(Structured figure records)
- - - -
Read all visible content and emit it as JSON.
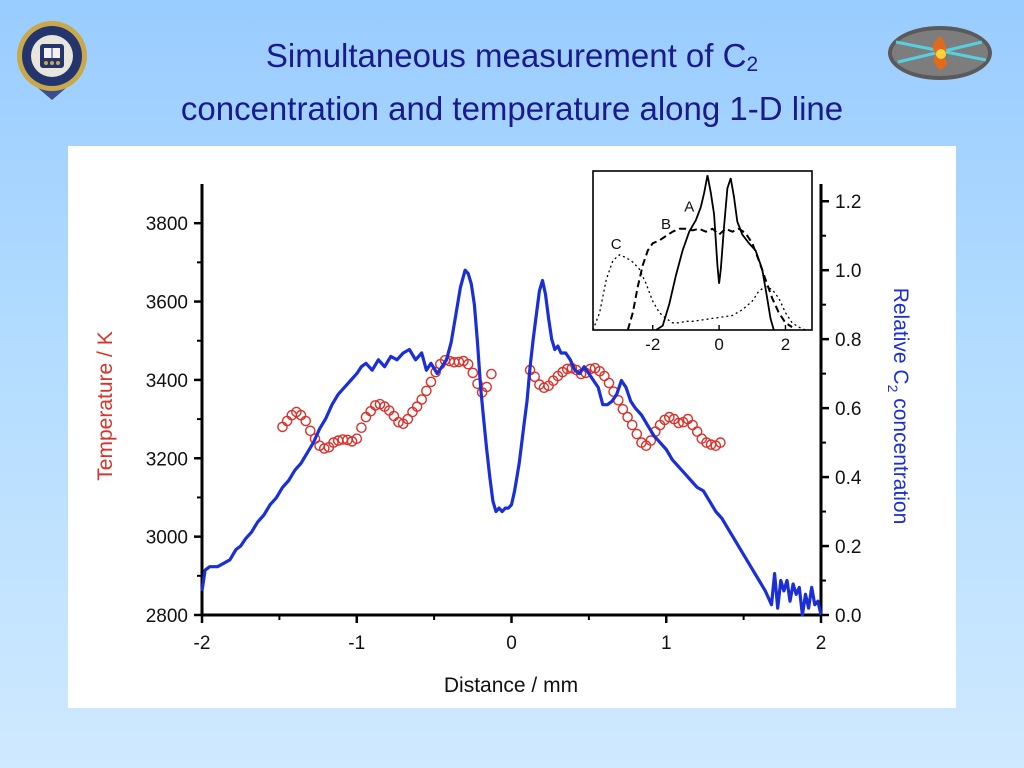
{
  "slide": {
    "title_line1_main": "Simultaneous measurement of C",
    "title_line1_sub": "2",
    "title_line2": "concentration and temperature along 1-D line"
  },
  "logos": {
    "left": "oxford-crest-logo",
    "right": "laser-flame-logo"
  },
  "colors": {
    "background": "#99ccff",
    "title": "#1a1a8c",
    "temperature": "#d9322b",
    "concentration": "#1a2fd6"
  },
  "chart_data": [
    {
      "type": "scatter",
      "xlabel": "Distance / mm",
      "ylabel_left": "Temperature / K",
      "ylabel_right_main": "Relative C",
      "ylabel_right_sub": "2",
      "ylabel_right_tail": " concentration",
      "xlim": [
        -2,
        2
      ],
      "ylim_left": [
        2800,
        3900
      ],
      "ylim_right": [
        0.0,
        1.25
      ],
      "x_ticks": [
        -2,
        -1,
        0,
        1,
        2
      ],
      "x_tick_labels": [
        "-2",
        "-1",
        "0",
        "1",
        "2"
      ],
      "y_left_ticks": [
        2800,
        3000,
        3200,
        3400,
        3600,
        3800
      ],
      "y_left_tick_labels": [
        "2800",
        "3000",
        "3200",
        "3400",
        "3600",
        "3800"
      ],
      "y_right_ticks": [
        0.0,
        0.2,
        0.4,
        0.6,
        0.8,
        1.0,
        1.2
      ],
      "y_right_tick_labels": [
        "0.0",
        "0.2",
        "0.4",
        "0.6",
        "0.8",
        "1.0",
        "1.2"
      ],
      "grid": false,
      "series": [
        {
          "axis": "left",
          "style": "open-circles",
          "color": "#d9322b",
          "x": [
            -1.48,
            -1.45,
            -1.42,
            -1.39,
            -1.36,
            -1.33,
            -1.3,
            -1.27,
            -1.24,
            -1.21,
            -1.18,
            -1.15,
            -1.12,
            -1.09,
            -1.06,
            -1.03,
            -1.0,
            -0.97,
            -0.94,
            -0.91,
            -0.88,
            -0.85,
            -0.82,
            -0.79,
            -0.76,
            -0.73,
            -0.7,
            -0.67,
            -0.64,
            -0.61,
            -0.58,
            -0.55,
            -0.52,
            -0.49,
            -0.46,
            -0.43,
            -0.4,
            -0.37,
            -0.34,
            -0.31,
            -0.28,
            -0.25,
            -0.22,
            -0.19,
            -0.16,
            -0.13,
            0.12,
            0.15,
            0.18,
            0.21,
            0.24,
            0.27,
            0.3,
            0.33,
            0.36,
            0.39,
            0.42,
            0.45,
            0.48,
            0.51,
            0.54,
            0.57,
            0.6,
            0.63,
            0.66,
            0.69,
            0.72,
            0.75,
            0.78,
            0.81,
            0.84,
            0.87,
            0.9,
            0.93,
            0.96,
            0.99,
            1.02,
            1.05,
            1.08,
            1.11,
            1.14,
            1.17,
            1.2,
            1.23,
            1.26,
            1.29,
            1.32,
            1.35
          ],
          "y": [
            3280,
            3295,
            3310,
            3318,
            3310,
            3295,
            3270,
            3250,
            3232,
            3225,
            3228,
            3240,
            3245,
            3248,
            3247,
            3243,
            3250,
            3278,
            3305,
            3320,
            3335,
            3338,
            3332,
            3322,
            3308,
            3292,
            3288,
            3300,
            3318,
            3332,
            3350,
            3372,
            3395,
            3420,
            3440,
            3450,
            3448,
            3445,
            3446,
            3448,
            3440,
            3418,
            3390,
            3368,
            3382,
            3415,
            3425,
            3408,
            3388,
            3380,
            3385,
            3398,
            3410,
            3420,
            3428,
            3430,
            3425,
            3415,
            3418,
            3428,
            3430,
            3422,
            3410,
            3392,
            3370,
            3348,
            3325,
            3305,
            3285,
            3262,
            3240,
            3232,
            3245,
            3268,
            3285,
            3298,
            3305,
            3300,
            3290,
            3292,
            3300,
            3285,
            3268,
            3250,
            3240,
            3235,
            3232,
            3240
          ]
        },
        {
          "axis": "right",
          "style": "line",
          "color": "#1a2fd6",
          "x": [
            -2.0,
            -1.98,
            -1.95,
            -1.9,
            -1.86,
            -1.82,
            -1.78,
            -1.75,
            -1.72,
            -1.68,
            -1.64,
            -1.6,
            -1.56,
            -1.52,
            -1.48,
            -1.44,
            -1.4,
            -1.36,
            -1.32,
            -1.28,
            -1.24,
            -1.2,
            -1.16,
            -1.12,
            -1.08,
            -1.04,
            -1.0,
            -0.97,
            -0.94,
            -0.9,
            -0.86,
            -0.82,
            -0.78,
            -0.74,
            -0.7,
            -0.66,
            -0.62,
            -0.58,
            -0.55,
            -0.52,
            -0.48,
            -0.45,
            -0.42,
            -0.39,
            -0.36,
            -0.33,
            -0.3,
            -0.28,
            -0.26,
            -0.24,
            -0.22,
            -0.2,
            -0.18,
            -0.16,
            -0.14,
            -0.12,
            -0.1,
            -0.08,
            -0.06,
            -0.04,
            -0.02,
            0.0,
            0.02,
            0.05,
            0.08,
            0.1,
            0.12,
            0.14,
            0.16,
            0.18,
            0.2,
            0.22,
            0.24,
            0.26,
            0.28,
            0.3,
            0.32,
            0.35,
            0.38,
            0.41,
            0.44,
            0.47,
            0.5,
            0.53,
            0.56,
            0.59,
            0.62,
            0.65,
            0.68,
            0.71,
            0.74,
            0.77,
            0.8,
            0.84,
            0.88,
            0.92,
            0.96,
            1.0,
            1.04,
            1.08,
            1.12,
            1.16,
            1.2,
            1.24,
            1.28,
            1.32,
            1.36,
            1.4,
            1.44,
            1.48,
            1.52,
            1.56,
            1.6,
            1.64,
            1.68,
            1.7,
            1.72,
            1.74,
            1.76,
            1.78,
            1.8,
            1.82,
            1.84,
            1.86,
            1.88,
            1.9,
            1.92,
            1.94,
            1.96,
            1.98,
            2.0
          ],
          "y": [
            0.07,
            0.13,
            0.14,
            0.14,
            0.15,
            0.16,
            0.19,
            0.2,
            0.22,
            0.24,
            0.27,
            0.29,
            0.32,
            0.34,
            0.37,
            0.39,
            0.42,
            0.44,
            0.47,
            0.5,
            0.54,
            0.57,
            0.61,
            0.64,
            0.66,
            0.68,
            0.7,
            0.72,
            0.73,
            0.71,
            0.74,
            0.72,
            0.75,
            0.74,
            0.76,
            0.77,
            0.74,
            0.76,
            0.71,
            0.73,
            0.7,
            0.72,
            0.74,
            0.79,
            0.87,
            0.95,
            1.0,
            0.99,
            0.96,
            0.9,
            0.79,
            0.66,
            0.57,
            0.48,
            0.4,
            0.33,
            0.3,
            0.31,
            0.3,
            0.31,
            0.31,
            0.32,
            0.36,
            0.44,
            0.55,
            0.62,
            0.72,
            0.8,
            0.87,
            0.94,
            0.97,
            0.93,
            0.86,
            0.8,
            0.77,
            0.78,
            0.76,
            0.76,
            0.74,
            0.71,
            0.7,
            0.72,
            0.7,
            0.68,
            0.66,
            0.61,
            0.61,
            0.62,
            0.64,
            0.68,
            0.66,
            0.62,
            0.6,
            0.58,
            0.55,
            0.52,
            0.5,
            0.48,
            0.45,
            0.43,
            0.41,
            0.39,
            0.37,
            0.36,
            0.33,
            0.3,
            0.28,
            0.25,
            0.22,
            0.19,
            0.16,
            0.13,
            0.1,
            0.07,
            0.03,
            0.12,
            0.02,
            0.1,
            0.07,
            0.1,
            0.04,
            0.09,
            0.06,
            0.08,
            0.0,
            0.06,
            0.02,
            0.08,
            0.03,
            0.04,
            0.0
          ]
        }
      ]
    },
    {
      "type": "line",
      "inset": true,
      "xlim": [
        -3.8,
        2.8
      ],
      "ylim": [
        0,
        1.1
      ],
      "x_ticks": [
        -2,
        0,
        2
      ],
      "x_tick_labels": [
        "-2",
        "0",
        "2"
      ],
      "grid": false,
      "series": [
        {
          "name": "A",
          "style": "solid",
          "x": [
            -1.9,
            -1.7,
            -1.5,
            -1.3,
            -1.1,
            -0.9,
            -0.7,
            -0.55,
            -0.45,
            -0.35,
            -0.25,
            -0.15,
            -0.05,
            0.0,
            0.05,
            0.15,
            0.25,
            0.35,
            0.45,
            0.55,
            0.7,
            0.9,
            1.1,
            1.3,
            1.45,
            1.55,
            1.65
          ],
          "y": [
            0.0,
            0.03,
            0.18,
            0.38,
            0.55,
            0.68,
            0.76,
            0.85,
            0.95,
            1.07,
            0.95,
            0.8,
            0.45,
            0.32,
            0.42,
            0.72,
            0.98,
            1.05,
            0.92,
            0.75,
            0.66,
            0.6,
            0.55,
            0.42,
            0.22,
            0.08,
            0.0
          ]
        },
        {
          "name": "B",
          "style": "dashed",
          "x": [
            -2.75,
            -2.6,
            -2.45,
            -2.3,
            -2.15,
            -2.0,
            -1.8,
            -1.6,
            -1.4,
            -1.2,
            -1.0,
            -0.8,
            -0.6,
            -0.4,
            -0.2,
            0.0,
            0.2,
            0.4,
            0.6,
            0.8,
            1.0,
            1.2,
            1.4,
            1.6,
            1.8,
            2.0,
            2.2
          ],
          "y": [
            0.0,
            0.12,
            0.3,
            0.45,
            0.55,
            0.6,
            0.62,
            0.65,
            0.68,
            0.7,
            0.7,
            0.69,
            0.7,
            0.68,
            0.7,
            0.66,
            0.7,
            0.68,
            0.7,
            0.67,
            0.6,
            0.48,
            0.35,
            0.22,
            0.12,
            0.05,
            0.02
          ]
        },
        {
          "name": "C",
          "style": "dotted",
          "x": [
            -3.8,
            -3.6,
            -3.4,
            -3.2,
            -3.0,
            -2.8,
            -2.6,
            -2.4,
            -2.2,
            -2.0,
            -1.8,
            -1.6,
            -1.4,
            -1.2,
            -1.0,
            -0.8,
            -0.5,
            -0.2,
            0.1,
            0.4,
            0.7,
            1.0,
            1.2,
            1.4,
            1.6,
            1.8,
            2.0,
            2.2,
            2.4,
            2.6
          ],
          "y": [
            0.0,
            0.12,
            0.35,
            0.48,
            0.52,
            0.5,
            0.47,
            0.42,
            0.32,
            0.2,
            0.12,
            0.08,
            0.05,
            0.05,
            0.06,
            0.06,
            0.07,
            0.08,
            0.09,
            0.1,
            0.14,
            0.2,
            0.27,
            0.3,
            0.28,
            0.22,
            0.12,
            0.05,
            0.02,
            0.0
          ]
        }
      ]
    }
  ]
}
- - - -
INSTRUCTION: Working from the material above, state how many lines contain "style"; give only the number.

RESPONSE: 5